-------- WORKING DATA --------

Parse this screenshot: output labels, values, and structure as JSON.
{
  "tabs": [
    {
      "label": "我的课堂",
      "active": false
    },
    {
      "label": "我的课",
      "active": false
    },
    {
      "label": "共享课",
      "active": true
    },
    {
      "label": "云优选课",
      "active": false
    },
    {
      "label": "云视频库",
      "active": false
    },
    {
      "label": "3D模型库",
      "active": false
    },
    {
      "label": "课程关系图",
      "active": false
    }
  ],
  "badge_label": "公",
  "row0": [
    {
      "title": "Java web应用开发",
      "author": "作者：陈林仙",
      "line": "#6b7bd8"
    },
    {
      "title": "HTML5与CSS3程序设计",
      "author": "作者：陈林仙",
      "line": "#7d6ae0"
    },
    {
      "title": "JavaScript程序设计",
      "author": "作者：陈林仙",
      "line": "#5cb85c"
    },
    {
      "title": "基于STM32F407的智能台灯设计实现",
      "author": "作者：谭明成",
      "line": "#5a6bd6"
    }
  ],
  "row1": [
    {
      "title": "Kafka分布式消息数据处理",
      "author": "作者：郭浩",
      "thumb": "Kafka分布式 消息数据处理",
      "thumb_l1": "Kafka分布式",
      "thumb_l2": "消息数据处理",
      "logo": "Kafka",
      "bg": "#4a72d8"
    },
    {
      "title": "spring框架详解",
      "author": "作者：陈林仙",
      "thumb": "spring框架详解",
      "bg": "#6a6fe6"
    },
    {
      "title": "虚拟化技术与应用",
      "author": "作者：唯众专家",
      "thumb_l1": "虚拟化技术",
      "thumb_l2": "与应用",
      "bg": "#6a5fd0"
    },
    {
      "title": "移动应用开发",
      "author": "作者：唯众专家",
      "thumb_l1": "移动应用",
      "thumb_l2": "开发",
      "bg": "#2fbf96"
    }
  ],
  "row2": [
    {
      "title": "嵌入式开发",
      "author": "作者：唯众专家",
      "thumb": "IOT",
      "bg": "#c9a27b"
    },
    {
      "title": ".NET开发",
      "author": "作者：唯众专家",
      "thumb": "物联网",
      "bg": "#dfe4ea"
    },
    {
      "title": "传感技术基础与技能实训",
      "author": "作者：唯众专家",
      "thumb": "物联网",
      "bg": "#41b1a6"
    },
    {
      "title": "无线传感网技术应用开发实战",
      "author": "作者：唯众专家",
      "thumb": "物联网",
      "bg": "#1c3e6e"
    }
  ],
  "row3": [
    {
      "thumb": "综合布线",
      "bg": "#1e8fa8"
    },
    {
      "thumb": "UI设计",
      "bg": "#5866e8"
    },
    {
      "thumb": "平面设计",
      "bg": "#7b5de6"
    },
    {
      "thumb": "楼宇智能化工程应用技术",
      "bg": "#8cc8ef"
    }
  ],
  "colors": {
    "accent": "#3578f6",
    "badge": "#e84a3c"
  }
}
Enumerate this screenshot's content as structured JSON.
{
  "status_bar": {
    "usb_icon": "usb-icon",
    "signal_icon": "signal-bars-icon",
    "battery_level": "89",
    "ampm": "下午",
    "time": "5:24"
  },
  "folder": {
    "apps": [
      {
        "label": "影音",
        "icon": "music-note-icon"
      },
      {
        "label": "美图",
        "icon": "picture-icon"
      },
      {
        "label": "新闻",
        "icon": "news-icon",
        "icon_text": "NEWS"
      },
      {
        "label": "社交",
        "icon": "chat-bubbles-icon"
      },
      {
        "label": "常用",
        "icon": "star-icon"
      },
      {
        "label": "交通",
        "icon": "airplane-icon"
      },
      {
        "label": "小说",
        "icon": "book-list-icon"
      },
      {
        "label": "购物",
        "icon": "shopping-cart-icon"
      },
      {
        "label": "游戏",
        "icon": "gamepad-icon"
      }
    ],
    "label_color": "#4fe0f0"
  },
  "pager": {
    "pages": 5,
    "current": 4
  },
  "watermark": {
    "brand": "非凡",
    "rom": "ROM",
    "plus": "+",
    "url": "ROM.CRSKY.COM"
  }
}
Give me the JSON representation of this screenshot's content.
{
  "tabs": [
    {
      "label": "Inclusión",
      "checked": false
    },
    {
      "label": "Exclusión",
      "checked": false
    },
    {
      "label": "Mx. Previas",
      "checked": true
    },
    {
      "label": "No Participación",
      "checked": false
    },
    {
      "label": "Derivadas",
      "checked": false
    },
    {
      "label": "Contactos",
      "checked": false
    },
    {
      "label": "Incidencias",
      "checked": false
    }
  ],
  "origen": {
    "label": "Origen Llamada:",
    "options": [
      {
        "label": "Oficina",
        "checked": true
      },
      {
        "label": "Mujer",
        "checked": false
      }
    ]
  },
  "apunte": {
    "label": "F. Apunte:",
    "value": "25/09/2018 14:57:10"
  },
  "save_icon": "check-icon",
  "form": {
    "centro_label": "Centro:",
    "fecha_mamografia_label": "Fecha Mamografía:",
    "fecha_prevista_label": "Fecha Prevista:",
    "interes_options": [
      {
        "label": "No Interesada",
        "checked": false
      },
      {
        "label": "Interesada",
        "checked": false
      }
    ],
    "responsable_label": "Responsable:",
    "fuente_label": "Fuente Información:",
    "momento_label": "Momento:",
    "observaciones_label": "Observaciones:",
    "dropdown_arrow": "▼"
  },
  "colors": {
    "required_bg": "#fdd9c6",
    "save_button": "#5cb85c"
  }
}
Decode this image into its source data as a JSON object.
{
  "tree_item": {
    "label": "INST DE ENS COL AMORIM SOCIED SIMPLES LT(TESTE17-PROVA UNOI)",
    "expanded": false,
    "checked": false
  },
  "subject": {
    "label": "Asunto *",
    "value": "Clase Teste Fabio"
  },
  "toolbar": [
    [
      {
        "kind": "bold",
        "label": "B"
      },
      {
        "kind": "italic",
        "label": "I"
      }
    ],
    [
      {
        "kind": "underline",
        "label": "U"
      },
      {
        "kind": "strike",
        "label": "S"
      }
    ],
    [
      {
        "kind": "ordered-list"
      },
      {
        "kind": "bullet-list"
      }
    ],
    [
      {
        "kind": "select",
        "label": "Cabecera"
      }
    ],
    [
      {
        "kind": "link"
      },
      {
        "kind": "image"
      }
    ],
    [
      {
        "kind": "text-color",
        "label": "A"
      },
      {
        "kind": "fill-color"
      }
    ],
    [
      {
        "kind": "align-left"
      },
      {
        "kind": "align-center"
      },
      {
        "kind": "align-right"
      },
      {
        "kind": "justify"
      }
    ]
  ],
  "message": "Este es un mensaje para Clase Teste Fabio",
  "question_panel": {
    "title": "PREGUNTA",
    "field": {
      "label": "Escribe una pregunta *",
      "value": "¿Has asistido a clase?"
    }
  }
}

--------

Repeat every entry word for word.

Parse this screenshot: output labels, values, and structure as JSON.
{
  "tabs": [
    {
      "label": "我的课堂",
      "active": false
    },
    {
      "label": "我的课",
      "active": false
    },
    {
      "label": "共享课",
      "active": true
    },
    {
      "label": "云优选课",
      "active": false
    },
    {
      "label": "云视频库",
      "active": false
    },
    {
      "label": "3D模型库",
      "active": false
    },
    {
      "label": "课程关系图",
      "active": false
    }
  ],
  "badge_label": "公",
  "row0": [
    {
      "title": "Java web应用开发",
      "author": "作者：陈林仙",
      "line": "#6b7bd8"
    },
    {
      "title": "HTML5与CSS3程序设计",
      "author": "作者：陈林仙",
      "line": "#7d6ae0"
    },
    {
      "title": "JavaScript程序设计",
      "author": "作者：陈林仙",
      "line": "#5cb85c"
    },
    {
      "title": "基于STM32F407的智能台灯设计实现",
      "author": "作者：谭明成",
      "line": "#5a6bd6"
    }
  ],
  "row1": [
    {
      "title": "Kafka分布式消息数据处理",
      "author": "作者：郭浩",
      "thumb": "Kafka分布式 消息数据处理",
      "thumb_l1": "Kafka分布式",
      "thumb_l2": "消息数据处理",
      "logo": "Kafka",
      "bg": "#4a72d8"
    },
    {
      "title": "spring框架详解",
      "author": "作者：陈林仙",
      "thumb": "spring框架详解",
      "bg": "#6a6fe6"
    },
    {
      "title": "虚拟化技术与应用",
      "author": "作者：唯众专家",
      "thumb_l1": "虚拟化技术",
      "thumb_l2": "与应用",
      "bg": "#6a5fd0"
    },
    {
      "title": "移动应用开发",
      "author": "作者：唯众专家",
      "thumb_l1": "移动应用",
      "thumb_l2": "开发",
      "bg": "#2fbf96"
    }
  ],
  "row2": [
    {
      "title": "嵌入式开发",
      "author": "作者：唯众专家",
      "thumb": "IOT",
      "bg": "#c9a27b"
    },
    {
      "title": ".NET开发",
      "author": "作者：唯众专家",
      "thumb": "物联网",
      "bg": "#dfe4ea"
    },
    {
      "title": "传感技术基础与技能实训",
      "author": "作者：唯众专家",
      "thumb": "物联网",
      "bg": "#41b1a6"
    },
    {
      "title": "无线传感网技术应用开发实战",
      "author": "作者：唯众专家",
      "thumb": "物联网",
      "bg": "#1c3e6e"
    }
  ],
  "row3": [
    {
      "thumb": "综合布线",
      "bg": "#1e8fa8"
    },
    {
      "thumb": "UI设计",
      "bg": "#5866e8"
    },
    {
      "thumb": "平面设计",
      "bg": "#7b5de6"
    },
    {
      "thumb": "楼宇智能化工程应用技术",
      "bg": "#8cc8ef"
    }
  ],
  "colors": {
    "accent": "#3578f6",
    "badge": "#e84a3c"
  }
}
Enumerate this screenshot's content as structured JSON.
{
  "status_bar": {
    "usb_icon": "usb-icon",
    "signal_icon": "signal-bars-icon",
    "battery_level": "89",
    "ampm": "下午",
    "time": "5:24"
  },
  "folder": {
    "apps": [
      {
        "label": "影音",
        "icon": "music-note-icon"
      },
      {
        "label": "美图",
        "icon": "picture-icon"
      },
      {
        "label": "新闻",
        "icon": "news-icon",
        "icon_text": "NEWS"
      },
      {
        "label": "社交",
        "icon": "chat-bubbles-icon"
      },
      {
        "label": "常用",
        "icon": "star-icon"
      },
      {
        "label": "交通",
        "icon": "airplane-icon"
      },
      {
        "label": "小说",
        "icon": "book-list-icon"
      },
      {
        "label": "购物",
        "icon": "shopping-cart-icon"
      },
      {
        "label": "游戏",
        "icon": "gamepad-icon"
      }
    ],
    "label_color": "#4fe0f0"
  },
  "pager": {
    "pages": 5,
    "current": 4
  },
  "watermark": {
    "brand": "非凡",
    "rom": "ROM",
    "plus": "+",
    "url": "ROM.CRSKY.COM"
  }
}
Give me the JSON representation of this screenshot's content.
{
  "tabs": [
    {
      "label": "Inclusión",
      "checked": false
    },
    {
      "label": "Exclusión",
      "checked": false
    },
    {
      "label": "Mx. Previas",
      "checked": true
    },
    {
      "label": "No Participación",
      "checked": false
    },
    {
      "label": "Derivadas",
      "checked": false
    },
    {
      "label": "Contactos",
      "checked": false
    },
    {
      "label": "Incidencias",
      "checked": false
    }
  ],
  "origen": {
    "label": "Origen Llamada:",
    "options": [
      {
        "label": "Oficina",
        "checked": true
      },
      {
        "label": "Mujer",
        "checked": false
      }
    ]
  },
  "apunte": {
    "label": "F. Apunte:",
    "value": "25/09/2018 14:57:10"
  },
  "save_icon": "check-icon",
  "form": {
    "centro_label": "Centro:",
    "fecha_mamografia_label": "Fecha Mamografía:",
    "fecha_prevista_label": "Fecha Prevista:",
    "interes_options": [
      {
        "label": "No Interesada",
        "checked": false
      },
      {
        "label": "Interesada",
        "checked": false
      }
    ],
    "responsable_label": "Responsable:",
    "fuente_label": "Fuente Información:",
    "momento_label": "Momento:",
    "observaciones_label": "Observaciones:",
    "dropdown_arrow": "▼"
  },
  "colors": {
    "required_bg": "#fdd9c6",
    "save_button": "#5cb85c"
  }
}
Decode this image into its source data as a JSON object.
{
  "tree_item": {
    "label": "INST DE ENS COL AMORIM SOCIED SIMPLES LT(TESTE17-PROVA UNOI)",
    "expanded": false,
    "checked": false
  },
  "subject": {
    "label": "Asunto *",
    "value": "Clase Teste Fabio"
  },
  "toolbar": [
    [
      {
        "kind": "bold",
        "label": "B"
      },
      {
        "kind": "italic",
        "label": "I"
      }
    ],
    [
      {
        "kind": "underline",
        "label": "U"
      },
      {
        "kind": "strike",
        "label": "S"
      }
    ],
    [
      {
        "kind": "ordered-list"
      },
      {
        "kind": "bullet-list"
      }
    ],
    [
      {
        "kind": "select",
        "label": "Cabecera"
      }
    ],
    [
      {
        "kind": "link"
      },
      {
        "kind": "image"
      }
    ],
    [
      {
        "kind": "text-color",
        "label": "A"
      },
      {
        "kind": "fill-color"
      }
    ],
    [
      {
        "kind": "align-left"
      },
      {
        "kind": "align-center"
      },
      {
        "kind": "align-right"
      },
      {
        "kind": "justify"
      }
    ]
  ],
  "message": "Este es un mensaje para Clase Teste Fabio",
  "question_panel": {
    "title": "PREGUNTA",
    "field": {
      "label": "Escribe una pregunta *",
      "value": "¿Has asistido a clase?"
    }
  }
}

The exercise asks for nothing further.